## Brief
The required result is the exact run of lines beginning at the one containing "Parse this screenshot: output" and ending at the last line of the entries.

[Collected data entries]

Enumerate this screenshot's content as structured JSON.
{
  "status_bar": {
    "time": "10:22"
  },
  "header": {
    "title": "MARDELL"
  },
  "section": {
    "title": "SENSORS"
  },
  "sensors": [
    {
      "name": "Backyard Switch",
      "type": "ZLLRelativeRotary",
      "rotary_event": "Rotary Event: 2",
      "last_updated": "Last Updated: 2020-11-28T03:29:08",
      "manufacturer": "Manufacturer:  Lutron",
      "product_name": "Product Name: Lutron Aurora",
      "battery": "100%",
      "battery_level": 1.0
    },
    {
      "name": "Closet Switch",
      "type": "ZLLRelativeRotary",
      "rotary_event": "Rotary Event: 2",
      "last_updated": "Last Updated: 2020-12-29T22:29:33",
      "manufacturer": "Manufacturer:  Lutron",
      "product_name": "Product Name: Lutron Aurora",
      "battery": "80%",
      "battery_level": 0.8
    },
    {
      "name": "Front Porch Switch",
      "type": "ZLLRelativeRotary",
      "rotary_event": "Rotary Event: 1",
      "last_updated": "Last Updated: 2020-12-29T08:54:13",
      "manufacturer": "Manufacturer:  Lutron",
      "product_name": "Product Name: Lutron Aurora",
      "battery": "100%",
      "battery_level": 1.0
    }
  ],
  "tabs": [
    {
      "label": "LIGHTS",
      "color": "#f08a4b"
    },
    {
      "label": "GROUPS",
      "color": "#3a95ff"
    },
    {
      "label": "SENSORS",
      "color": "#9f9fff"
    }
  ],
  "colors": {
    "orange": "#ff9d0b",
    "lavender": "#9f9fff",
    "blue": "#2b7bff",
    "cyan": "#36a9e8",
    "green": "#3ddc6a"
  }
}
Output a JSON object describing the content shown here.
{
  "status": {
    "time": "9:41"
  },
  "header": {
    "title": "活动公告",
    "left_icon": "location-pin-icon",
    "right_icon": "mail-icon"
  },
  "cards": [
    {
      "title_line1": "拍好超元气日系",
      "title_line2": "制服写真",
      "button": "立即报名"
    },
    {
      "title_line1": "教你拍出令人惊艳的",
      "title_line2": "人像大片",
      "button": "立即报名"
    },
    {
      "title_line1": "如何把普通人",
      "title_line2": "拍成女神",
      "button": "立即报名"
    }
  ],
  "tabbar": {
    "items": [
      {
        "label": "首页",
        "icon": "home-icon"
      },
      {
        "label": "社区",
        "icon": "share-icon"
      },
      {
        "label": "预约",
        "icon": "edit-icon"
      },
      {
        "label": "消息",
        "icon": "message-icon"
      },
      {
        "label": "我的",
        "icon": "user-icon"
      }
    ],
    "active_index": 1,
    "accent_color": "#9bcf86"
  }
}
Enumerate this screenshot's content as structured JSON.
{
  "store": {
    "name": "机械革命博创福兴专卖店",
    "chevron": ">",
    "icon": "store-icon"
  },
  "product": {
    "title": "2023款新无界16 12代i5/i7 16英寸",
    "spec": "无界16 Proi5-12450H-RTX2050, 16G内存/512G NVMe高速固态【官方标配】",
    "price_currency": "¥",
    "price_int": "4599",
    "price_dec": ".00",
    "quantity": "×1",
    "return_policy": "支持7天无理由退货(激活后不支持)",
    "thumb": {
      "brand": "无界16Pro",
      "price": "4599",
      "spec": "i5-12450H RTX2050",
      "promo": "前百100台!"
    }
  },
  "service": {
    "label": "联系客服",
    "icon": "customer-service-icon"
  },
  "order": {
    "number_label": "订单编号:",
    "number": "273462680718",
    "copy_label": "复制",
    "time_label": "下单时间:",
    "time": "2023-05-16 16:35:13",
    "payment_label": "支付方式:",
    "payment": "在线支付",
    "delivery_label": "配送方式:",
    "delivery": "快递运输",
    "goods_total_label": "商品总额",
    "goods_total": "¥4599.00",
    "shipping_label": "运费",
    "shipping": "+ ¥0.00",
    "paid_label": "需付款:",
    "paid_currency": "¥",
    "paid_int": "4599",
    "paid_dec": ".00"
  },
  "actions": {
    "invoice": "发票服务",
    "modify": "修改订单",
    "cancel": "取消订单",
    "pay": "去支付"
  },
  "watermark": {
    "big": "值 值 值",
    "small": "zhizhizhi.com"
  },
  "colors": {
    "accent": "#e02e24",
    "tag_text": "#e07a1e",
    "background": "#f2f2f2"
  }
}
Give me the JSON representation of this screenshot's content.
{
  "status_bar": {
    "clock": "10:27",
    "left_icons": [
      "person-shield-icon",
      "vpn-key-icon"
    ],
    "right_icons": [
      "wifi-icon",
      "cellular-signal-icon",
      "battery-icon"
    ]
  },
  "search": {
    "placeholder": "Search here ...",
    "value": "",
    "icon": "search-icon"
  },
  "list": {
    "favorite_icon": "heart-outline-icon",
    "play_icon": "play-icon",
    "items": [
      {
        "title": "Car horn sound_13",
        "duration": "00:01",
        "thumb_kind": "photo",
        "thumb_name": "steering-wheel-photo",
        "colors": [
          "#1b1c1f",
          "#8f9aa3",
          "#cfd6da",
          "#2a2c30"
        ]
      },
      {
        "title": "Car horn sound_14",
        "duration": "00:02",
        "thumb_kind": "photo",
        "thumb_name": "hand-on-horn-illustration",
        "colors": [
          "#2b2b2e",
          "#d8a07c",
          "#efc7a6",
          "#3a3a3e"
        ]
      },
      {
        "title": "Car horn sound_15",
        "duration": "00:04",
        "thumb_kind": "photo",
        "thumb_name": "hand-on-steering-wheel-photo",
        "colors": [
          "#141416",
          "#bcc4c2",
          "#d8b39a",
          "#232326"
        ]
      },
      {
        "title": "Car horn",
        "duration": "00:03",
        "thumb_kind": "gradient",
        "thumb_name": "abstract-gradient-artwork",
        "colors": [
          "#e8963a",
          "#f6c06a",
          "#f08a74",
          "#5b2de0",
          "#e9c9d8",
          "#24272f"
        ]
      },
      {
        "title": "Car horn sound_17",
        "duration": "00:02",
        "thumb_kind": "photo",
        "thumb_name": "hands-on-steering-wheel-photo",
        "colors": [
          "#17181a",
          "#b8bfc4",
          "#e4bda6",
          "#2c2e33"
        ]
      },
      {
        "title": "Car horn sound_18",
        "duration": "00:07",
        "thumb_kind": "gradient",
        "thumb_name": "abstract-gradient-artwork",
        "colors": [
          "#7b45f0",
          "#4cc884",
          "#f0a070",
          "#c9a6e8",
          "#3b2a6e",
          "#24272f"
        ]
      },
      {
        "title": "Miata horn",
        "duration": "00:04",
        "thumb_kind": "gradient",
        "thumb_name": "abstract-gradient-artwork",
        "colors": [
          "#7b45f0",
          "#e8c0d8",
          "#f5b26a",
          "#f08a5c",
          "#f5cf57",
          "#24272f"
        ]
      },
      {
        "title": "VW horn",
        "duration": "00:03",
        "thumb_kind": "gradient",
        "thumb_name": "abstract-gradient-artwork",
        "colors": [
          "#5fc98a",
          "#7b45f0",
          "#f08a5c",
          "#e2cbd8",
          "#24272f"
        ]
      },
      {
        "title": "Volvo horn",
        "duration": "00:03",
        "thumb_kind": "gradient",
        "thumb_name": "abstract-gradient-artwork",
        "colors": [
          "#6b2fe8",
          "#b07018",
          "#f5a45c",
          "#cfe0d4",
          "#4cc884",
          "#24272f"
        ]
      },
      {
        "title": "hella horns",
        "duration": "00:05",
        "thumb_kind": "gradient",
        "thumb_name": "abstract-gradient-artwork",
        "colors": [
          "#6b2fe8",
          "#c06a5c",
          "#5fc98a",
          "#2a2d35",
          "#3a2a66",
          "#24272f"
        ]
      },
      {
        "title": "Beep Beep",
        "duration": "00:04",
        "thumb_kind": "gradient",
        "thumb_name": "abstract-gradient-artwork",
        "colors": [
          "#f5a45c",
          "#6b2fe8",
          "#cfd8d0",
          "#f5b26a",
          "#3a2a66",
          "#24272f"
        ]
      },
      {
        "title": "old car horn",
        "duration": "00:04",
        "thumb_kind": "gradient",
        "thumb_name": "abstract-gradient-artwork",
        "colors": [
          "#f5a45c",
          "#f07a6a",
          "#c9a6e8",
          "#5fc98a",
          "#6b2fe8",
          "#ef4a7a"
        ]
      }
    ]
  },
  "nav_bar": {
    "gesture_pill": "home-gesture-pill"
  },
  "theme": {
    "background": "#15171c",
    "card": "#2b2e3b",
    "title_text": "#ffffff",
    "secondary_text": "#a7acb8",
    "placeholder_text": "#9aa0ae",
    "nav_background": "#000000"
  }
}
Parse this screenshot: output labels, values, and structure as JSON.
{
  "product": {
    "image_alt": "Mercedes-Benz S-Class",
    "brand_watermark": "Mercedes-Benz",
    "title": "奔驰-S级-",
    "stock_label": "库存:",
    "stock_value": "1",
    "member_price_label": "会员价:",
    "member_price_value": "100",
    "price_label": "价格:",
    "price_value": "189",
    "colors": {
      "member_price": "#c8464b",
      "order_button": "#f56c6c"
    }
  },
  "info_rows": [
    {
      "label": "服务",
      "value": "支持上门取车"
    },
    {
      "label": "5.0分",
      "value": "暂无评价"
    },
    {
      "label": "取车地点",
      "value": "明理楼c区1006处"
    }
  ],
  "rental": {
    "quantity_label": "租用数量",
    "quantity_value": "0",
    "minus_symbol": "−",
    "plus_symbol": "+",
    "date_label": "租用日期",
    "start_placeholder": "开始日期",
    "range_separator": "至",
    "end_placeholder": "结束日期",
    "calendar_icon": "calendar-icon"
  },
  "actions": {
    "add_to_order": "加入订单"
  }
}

## Exercise response
Parse this screenshot: output labels, values, and structure as JSON.
{
  "product": {
    "image_alt": "Mercedes-Benz S-Class",
    "brand_watermark": "Mercedes-Benz",
    "title": "奔驰-S级-",
    "stock_label": "库存:",
    "stock_value": "1",
    "member_price_label": "会员价:",
    "member_price_value": "100",
    "price_label": "价格:",
    "price_value": "189",
    "colors": {
      "member_price": "#c8464b",
      "order_button": "#f56c6c"
    }
  },
  "info_rows": [
    {
      "label": "服务",
      "value": "支持上门取车"
    },
    {
      "label": "5.0分",
      "value": "暂无评价"
    },
    {
      "label": "取车地点",
      "value": "明理楼c区1006处"
    }
  ],
  "rental": {
    "quantity_label": "租用数量",
    "quantity_value": "0",
    "minus_symbol": "−",
    "plus_symbol": "+",
    "date_label": "租用日期",
    "start_placeholder": "开始日期",
    "range_separator": "至",
    "end_placeholder": "结束日期",
    "calendar_icon": "calendar-icon"
  },
  "actions": {
    "add_to_order": "加入订单"
  }
}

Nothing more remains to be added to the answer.